■ **DATASET ROWS**
——
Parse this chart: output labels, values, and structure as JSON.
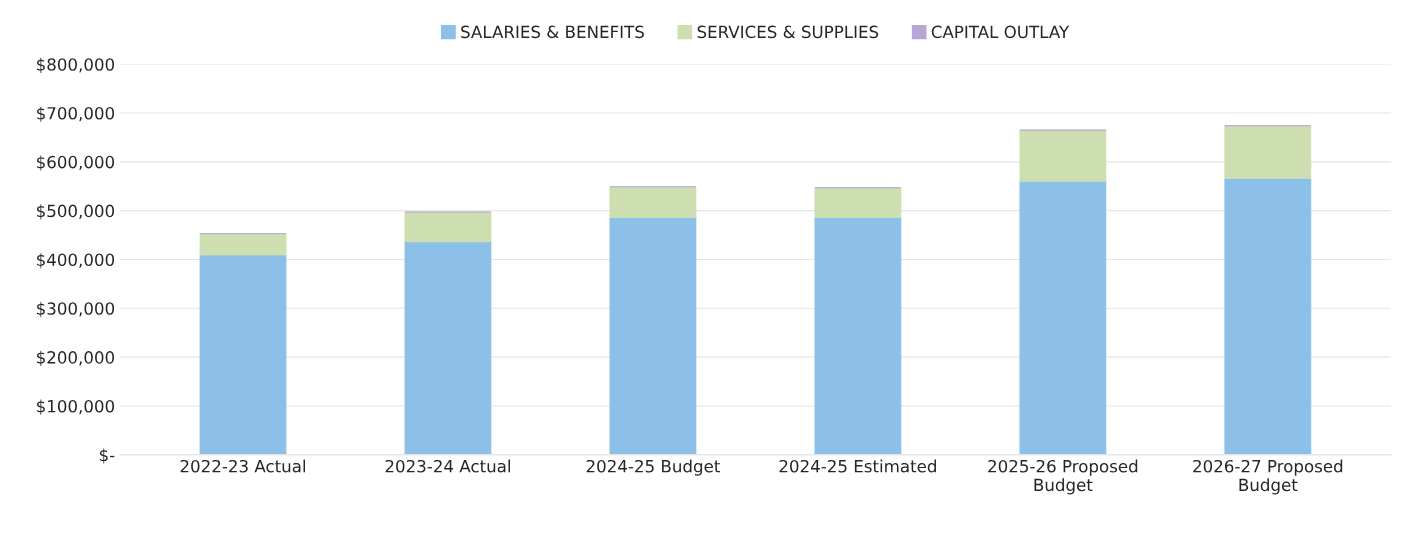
{
  "chart_data": {
    "type": "bar",
    "stacked": true,
    "categories": [
      "2022-23 Actual",
      "2023-24 Actual",
      "2024-25 Budget",
      "2024-25 Estimated",
      "2025-26 Proposed\nBudget",
      "2026-27 Proposed\nBudget"
    ],
    "series": [
      {
        "name": "SALARIES & BENEFITS",
        "color": "#8dc0e8",
        "values": [
          409000,
          436000,
          486000,
          486000,
          560000,
          566000
        ]
      },
      {
        "name": "SERVICES & SUPPLIES",
        "color": "#cddfb0",
        "values": [
          44000,
          61000,
          63000,
          61000,
          105000,
          108000
        ]
      },
      {
        "name": "CAPITAL OUTLAY",
        "color": "#b4a7d6",
        "values": [
          0,
          0,
          0,
          0,
          0,
          0
        ]
      }
    ],
    "ylim": [
      0,
      800000
    ],
    "yticks": [
      {
        "value": 0,
        "label": "$-"
      },
      {
        "value": 100000,
        "label": "$100,000"
      },
      {
        "value": 200000,
        "label": "$200,000"
      },
      {
        "value": 300000,
        "label": "$300,000"
      },
      {
        "value": 400000,
        "label": "$400,000"
      },
      {
        "value": 500000,
        "label": "$500,000"
      },
      {
        "value": 600000,
        "label": "$600,000"
      },
      {
        "value": 700000,
        "label": "$700,000"
      },
      {
        "value": 800000,
        "label": "$800,000"
      }
    ],
    "grid": "y",
    "legend": "top"
  }
}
——
■ **PROBLEM STATEMENT**
Copy the records exactly. Skip the pictures.

■ **EXERCISE RESULT**
Parse this chart: output labels, values, and structure as JSON.
{
  "chart_data": {
    "type": "bar",
    "stacked": true,
    "categories": [
      "2022-23 Actual",
      "2023-24 Actual",
      "2024-25 Budget",
      "2024-25 Estimated",
      "2025-26 Proposed\nBudget",
      "2026-27 Proposed\nBudget"
    ],
    "series": [
      {
        "name": "SALARIES & BENEFITS",
        "color": "#8dc0e8",
        "values": [
          409000,
          436000,
          486000,
          486000,
          560000,
          566000
        ]
      },
      {
        "name": "SERVICES & SUPPLIES",
        "color": "#cddfb0",
        "values": [
          44000,
          61000,
          63000,
          61000,
          105000,
          108000
        ]
      },
      {
        "name": "CAPITAL OUTLAY",
        "color": "#b4a7d6",
        "values": [
          0,
          0,
          0,
          0,
          0,
          0
        ]
      }
    ],
    "ylim": [
      0,
      800000
    ],
    "yticks": [
      {
        "value": 0,
        "label": "$-"
      },
      {
        "value": 100000,
        "label": "$100,000"
      },
      {
        "value": 200000,
        "label": "$200,000"
      },
      {
        "value": 300000,
        "label": "$300,000"
      },
      {
        "value": 400000,
        "label": "$400,000"
      },
      {
        "value": 500000,
        "label": "$500,000"
      },
      {
        "value": 600000,
        "label": "$600,000"
      },
      {
        "value": 700000,
        "label": "$700,000"
      },
      {
        "value": 800000,
        "label": "$800,000"
      }
    ],
    "grid": "y",
    "legend": "top"
  }
}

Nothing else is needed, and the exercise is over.